# Document section
Thomas James Schleiter (born May 8, 1986), better known by the name Tommy English, is an American songwriter and producer best known for his music production, sound engineering, and songwriting. In 2018, he secured a Grammy nomination for his contributions to the album Everywhere Is Some Where by K.Flay.

Career 
Growing up in the northwest suburbs of Chicago, English spent most of his youth playing soccer, writing songs and learning how to play instruments such as the piano, trumpet, drums and guitar. His parents stressed music education for which he is very thankful. English mainly works out of Studio America, his music studios in Los Angeles, CA and Nashville, TN.

English began his career as a musician at the age of 19 when his band Powerspace signed to a label.  He was also lead guitarist for the band "Bad City". Two years after graduating from Miami University, English decided to explore a solo career as a producer and songwriter. He moved back to Chicago where he focused on engineering and music production. After gaining these skills he moved to Los Angeles where he began working in sound engineering. He later began producing on his own and began working with artists such as Adam Lambert, BØRNS, K. Flay, Broods, and Kacey Musgraves.

# What to do
1/ According to the Tommy English biography, what earned him a Grammy nomination in 2018?
2/ Write the next part of the Tommy English biography, starting after its final sentence.

# Data block

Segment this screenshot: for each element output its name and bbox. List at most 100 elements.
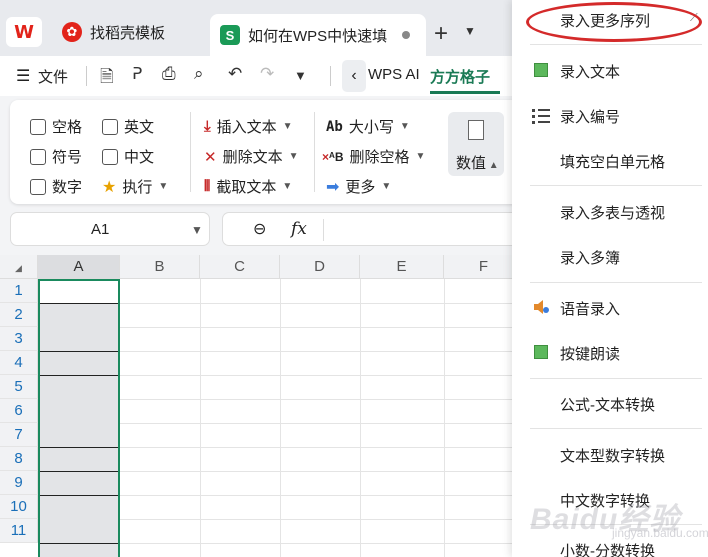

# Written responses
1/ He received the nomination for his contributions to K.Flay's album Everywhere Is Some Where.

2/
Works 
Set It Off, Duality (producer, 2014)
BØRNS, Dopamine (songwriter/producer, 2015)
Ladyhawke, Wild Things (songwriter/producer, 2016)
Against the Current, In Our Bones (songwriter/producer, 2016)
Dagny, Ultraviolet EP (songwriter/producer, 2016)
That Poppy, "Money" (songwriter/producer, 2016)
Andrew McMahon in the Wilderness, Zombies on Broadway (producer, 2017)
K. Flay, Every Where Is Some Where (producer, 2017)
BØRNS, Blue Madonna (songwriter/producer, 2017) 
Kacey Musgraves, "High Horse" (songwriter, 2018)
 Your Smith, Bad Habit (producer, 2018)
Dagny "That Feeling When" (songwriter/producer, 2018) 
The Knocks, New York Narcotic (songwriter/producer, 2018)
Broods, Don't Feed the Pop Monster (songwriter/producer, 2019)
Carly Rae Jepsen, Dedicated (songwriter/producer, 2019)
Adam Lambert, Velvet: Side A (songwriter/producer, 2019)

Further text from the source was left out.